-- Start INPUT FOR THIS TASK --
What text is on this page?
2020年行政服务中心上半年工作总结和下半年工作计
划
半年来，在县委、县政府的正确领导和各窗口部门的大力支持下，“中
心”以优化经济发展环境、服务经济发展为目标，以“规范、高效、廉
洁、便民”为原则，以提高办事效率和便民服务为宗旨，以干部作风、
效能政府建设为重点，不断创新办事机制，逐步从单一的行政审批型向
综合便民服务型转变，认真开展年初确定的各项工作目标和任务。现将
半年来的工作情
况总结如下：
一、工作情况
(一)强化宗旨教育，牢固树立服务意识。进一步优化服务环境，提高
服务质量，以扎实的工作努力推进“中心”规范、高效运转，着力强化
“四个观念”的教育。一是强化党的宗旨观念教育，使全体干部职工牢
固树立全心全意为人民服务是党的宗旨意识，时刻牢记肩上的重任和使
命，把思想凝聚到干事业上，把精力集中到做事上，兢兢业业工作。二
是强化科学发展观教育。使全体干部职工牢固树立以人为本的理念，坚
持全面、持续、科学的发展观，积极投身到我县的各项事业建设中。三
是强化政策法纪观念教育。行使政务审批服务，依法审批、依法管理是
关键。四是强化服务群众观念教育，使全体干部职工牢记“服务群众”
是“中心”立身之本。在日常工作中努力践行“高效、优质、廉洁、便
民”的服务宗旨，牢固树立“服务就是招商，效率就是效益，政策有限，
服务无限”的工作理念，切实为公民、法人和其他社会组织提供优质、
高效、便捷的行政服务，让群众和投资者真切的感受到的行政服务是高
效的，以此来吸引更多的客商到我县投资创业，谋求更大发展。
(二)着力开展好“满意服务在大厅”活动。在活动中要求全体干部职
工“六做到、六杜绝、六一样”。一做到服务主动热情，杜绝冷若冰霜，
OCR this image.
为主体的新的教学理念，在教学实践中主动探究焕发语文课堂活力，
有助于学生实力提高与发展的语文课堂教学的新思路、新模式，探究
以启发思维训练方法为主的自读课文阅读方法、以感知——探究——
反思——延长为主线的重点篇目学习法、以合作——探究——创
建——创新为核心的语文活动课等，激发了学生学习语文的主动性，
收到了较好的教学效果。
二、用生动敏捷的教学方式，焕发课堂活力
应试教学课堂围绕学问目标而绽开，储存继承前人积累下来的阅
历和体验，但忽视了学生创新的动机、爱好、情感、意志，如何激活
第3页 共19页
-- End INPUT FOR THIS TASK --
▶ **WHAT THE TASK REQUIRES**:
Beginning at the line where "OCR this image." appears, extract each line through the end of the data above; keep them exact and include nothing else.

▶ **THE COMPLETED TASK**:
OCR this image.
为主体的新的教学理念，在教学实践中主动探究焕发语文课堂活力，
有助于学生实力提高与发展的语文课堂教学的新思路、新模式，探究
以启发思维训练方法为主的自读课文阅读方法、以感知——探究——
反思——延长为主线的重点篇目学习法、以合作——探究——创
建——创新为核心的语文活动课等，激发了学生学习语文的主动性，
收到了较好的教学效果。
二、用生动敏捷的教学方式，焕发课堂活力
应试教学课堂围绕学问目标而绽开，储存继承前人积累下来的阅
历和体验，但忽视了学生创新的动机、爱好、情感、意志，如何激活
第3页 共19页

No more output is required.